═══ Exercise input ═══

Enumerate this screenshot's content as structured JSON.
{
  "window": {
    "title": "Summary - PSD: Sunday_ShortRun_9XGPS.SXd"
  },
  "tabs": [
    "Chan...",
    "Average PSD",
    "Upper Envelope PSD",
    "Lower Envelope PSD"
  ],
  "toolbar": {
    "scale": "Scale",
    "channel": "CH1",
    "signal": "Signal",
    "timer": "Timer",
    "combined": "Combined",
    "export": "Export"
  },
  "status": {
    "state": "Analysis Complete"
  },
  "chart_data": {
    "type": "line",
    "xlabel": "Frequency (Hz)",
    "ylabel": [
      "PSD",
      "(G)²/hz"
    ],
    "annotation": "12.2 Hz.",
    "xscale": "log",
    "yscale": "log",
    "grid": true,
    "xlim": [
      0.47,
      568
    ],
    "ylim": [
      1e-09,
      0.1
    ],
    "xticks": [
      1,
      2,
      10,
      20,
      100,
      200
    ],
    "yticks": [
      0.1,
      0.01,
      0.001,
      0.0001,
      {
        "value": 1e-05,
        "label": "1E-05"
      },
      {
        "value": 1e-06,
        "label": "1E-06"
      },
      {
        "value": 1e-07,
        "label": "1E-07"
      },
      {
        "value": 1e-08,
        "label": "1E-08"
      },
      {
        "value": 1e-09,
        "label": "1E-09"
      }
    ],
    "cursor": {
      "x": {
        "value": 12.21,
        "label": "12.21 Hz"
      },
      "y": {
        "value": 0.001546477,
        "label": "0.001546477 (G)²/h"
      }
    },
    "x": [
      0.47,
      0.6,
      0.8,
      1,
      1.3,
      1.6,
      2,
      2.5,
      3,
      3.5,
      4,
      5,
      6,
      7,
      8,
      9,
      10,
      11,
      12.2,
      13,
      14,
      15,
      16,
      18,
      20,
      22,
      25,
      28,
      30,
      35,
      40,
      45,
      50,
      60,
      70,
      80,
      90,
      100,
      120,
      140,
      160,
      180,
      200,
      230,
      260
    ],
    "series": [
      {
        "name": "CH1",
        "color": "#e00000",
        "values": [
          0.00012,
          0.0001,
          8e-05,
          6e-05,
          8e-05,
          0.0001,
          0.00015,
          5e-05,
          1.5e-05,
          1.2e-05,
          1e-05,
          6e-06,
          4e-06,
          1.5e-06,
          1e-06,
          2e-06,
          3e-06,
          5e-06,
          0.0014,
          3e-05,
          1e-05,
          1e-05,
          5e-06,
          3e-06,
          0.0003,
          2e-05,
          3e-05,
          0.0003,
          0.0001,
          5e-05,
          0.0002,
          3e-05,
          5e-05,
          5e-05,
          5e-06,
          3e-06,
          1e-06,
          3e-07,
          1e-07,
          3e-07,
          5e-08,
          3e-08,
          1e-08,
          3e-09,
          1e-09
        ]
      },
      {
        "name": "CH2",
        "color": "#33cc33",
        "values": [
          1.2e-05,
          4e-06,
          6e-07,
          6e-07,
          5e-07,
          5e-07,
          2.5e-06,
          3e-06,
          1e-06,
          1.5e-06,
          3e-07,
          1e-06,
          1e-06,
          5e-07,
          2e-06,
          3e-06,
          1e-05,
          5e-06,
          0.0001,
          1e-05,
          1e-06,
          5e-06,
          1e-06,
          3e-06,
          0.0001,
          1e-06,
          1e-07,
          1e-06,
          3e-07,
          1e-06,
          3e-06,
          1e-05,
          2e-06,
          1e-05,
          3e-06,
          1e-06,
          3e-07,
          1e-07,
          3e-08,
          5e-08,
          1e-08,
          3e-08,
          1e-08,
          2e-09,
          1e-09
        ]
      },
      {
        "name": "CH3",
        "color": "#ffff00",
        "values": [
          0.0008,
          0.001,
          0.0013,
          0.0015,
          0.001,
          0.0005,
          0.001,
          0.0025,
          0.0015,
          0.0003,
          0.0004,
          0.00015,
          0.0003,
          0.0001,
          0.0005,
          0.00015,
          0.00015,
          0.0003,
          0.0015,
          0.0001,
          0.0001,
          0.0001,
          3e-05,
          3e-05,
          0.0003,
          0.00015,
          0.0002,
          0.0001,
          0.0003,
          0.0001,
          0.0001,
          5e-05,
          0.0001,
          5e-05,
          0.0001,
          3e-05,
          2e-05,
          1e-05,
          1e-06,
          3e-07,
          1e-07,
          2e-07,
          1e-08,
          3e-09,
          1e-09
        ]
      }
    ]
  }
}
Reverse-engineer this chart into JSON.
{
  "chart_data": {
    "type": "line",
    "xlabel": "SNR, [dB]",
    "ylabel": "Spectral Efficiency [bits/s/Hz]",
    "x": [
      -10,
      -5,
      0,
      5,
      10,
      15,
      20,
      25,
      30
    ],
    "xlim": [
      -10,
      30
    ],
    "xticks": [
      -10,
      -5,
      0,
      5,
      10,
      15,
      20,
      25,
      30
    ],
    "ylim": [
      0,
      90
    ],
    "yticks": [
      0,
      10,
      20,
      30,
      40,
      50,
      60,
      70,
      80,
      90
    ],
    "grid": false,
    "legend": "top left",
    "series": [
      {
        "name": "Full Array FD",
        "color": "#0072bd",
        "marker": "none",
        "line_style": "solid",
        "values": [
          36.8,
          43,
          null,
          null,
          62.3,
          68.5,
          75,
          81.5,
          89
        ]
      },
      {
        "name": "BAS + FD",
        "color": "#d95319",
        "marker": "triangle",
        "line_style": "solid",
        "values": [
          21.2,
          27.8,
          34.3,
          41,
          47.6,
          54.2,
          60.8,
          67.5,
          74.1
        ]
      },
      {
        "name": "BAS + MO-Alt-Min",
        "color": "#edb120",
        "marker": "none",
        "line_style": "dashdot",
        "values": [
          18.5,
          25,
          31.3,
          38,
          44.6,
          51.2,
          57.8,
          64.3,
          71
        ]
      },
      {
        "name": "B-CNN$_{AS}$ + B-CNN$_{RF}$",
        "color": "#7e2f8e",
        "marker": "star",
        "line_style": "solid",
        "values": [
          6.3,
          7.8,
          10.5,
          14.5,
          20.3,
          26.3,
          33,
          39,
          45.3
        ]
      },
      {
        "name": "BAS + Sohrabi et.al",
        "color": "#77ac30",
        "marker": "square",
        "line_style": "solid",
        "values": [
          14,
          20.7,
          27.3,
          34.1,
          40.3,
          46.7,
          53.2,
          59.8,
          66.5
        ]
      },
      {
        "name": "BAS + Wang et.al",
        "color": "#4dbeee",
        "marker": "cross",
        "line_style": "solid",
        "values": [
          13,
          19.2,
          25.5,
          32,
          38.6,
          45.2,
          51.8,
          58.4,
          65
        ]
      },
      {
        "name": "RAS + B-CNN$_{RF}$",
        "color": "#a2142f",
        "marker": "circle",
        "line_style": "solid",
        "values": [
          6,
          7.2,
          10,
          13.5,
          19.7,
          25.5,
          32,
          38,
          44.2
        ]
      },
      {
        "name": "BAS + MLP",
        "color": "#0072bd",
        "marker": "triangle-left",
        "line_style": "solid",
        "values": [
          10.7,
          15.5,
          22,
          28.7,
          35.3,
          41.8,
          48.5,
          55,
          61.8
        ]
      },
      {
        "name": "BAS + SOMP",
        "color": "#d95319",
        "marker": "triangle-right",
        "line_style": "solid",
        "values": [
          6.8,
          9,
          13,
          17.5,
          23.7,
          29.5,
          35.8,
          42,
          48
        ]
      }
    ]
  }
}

═══

**Exercise directions**. Identify all lines in the records above with the word "color".

**Written answer**.
        "color": "#e00000",
        "color": "#33cc33",
        "color": "#ffff00",
        "color": "#0072bd",
        "color": "#d95319",
        "color": "#edb120",
        "color": "#7e2f8e",
        "color": "#77ac30",
        "color": "#4dbeee",
        "color": "#a2142f",
        "color": "#0072bd",
        "color": "#d95319",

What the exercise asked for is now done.